------ Records provided

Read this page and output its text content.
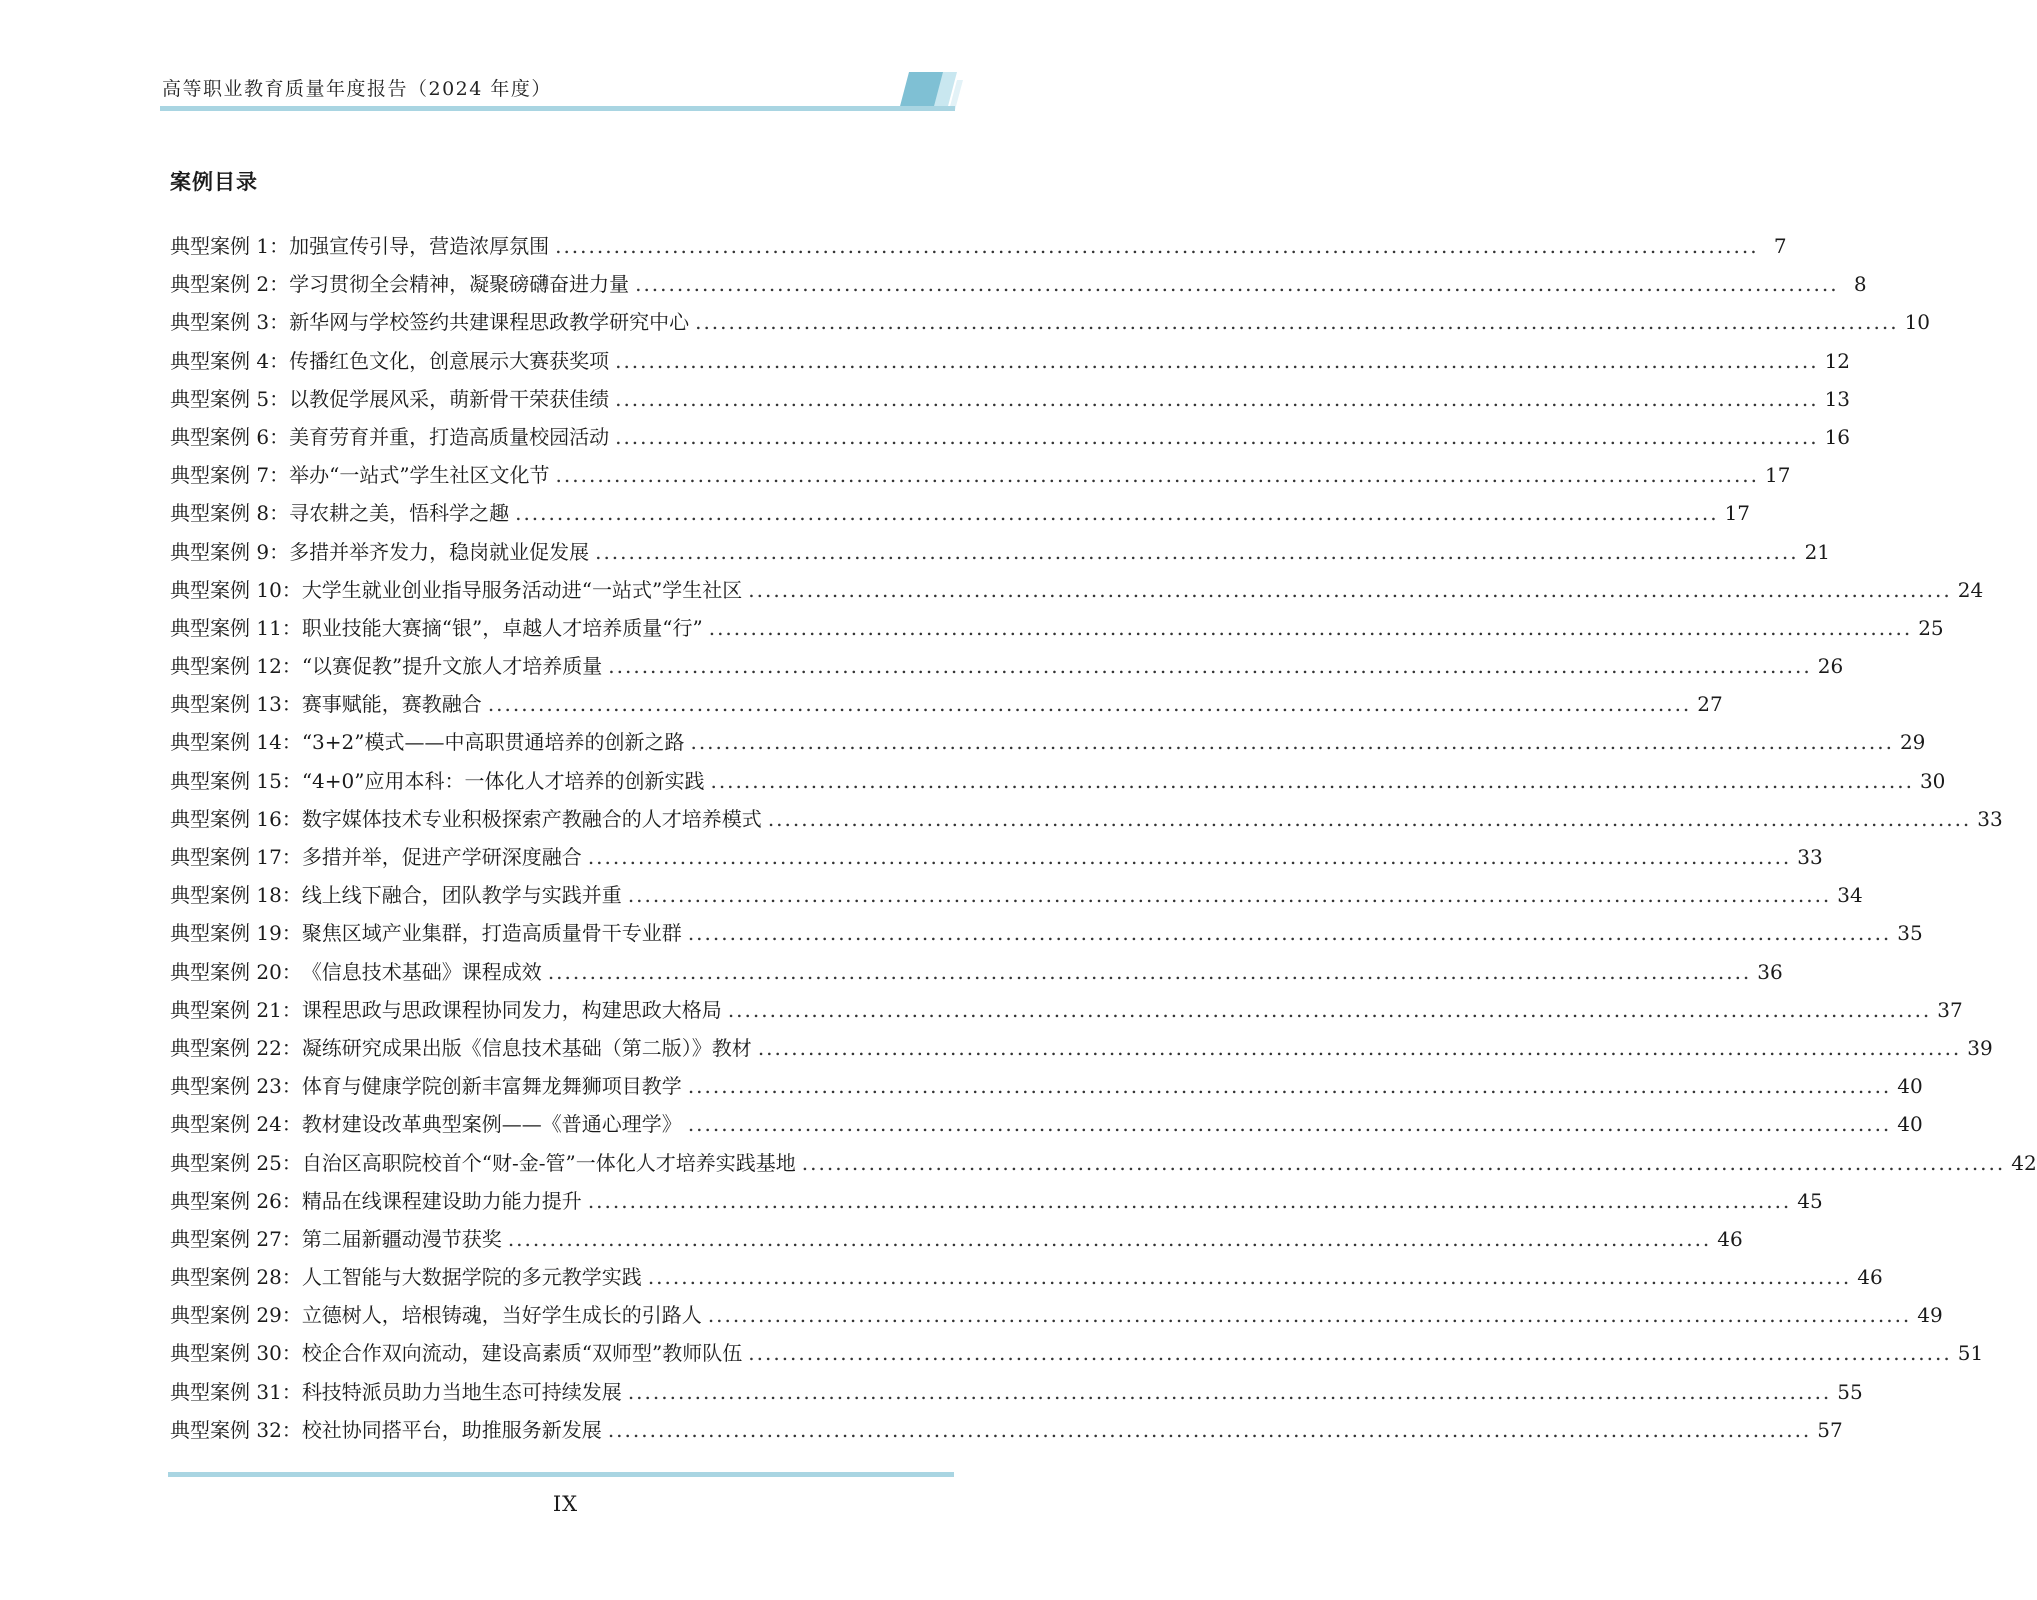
高等职业教育质量年度报告（2024 年度）
案例目录
典型案例 1： 加强宣传引导，营造浓厚氛围 .....	7
典型案例 2： 学习贯彻全会精神，凝聚磅礴奋进力量 .....	8
典型案例 3： 新华网与学校签约共建课程思政教学研究中心 .....	10
典型案例 4： 传播红色文化，创意展示大赛获奖项 .....	12
典型案例 5： 以教促学展风采，萌新骨干荣获佳绩 .....	13
典型案例 6： 美育劳育并重，打造高质量校园活动 .....	16
典型案例 7： 举办“一站式”学生社区文化节 .....	17
典型案例 8： 寻农耕之美，悟科学之趣 .....	17
典型案例 9： 多措并举齐发力，稳岗就业促发展 .....	21
典型案例 10： 大学生就业创业指导服务活动进“一站式”学生社区 .....	24
典型案例 11： 职业技能大赛摘“银”，卓越人才培养质量“行” .....	25
典型案例 12： “以赛促教”提升文旅人才培养质量 .....	26
典型案例 13： 赛事赋能，赛教融合 .....	27
典型案例 14： “3+2”模式——中高职贯通培养的创新之路 .....	29
典型案例 15： “4+0”应用本科：一体化人才培养的创新实践 .....	30
典型案例 16： 数字媒体技术专业积极探索产教融合的人才培养模式 .....	33
典型案例 17： 多措并举，促进产学研深度融合 .....	33
典型案例 18： 线上线下融合，团队教学与实践并重 .....	34
典型案例 19： 聚焦区域产业集群，打造高质量骨干专业群 .....	35
典型案例 20： 《信息技术基础》课程成效 .....	36
典型案例 21： 课程思政与思政课程协同发力，构建思政大格局 .....	37
典型案例 22： 凝练研究成果出版《信息技术基础（第二版）》教材 .....	39
典型案例 23： 体育与健康学院创新丰富舞龙舞狮项目教学 .....	40
典型案例 24： 教材建设改革典型案例——《普通心理学》 .....	40
典型案例 25： 自治区高职院校首个“财-金-管”一体化人才培养实践基地 .....	42
典型案例 26： 精品在线课程建设助力能力提升 .....	45
典型案例 27： 第二届新疆动漫节获奖 .....	46
典型案例 28： 人工智能与大数据学院的多元教学实践 .....	46
典型案例 29： 立德树人，培根铸魂，当好学生成长的引路人 .....	49
典型案例 30： 校企合作双向流动，建设高素质“双师型”教师队伍 .....	51
典型案例 31： 科技特派员助力当地生态可持续发展 .....	55
典型案例 32： 校社协同搭平台，助推服务新发展 .....	57
IX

------------

Retype the entries word for word. Omit any images.

■ **Response to this exercise**:
Read this page and output its text content.
高等职业教育质量年度报告（2024 年度）
案例目录
典型案例 1： 加强宣传引导，营造浓厚氛围 .....	7
典型案例 2： 学习贯彻全会精神，凝聚磅礴奋进力量 .....	8
典型案例 3： 新华网与学校签约共建课程思政教学研究中心 .....	10
典型案例 4： 传播红色文化，创意展示大赛获奖项 .....	12
典型案例 5： 以教促学展风采，萌新骨干荣获佳绩 .....	13
典型案例 6： 美育劳育并重，打造高质量校园活动 .....	16
典型案例 7： 举办“一站式”学生社区文化节 .....	17
典型案例 8： 寻农耕之美，悟科学之趣 .....	17
典型案例 9： 多措并举齐发力，稳岗就业促发展 .....	21
典型案例 10： 大学生就业创业指导服务活动进“一站式”学生社区 .....	24
典型案例 11： 职业技能大赛摘“银”，卓越人才培养质量“行” .....	25
典型案例 12： “以赛促教”提升文旅人才培养质量 .....	26
典型案例 13： 赛事赋能，赛教融合 .....	27
典型案例 14： “3+2”模式——中高职贯通培养的创新之路 .....	29
典型案例 15： “4+0”应用本科：一体化人才培养的创新实践 .....	30
典型案例 16： 数字媒体技术专业积极探索产教融合的人才培养模式 .....	33
典型案例 17： 多措并举，促进产学研深度融合 .....	33
典型案例 18： 线上线下融合，团队教学与实践并重 .....	34
典型案例 19： 聚焦区域产业集群，打造高质量骨干专业群 .....	35
典型案例 20： 《信息技术基础》课程成效 .....	36
典型案例 21： 课程思政与思政课程协同发力，构建思政大格局 .....	37
典型案例 22： 凝练研究成果出版《信息技术基础（第二版）》教材 .....	39
典型案例 23： 体育与健康学院创新丰富舞龙舞狮项目教学 .....	40
典型案例 24： 教材建设改革典型案例——《普通心理学》 .....	40
典型案例 25： 自治区高职院校首个“财-金-管”一体化人才培养实践基地 .....	42
典型案例 26： 精品在线课程建设助力能力提升 .....	45
典型案例 27： 第二届新疆动漫节获奖 .....	46
典型案例 28： 人工智能与大数据学院的多元教学实践 .....	46
典型案例 29： 立德树人，培根铸魂，当好学生成长的引路人 .....	49
典型案例 30： 校企合作双向流动，建设高素质“双师型”教师队伍 .....	51
典型案例 31： 科技特派员助力当地生态可持续发展 .....	55
典型案例 32： 校社协同搭平台，助推服务新发展 .....	57
IX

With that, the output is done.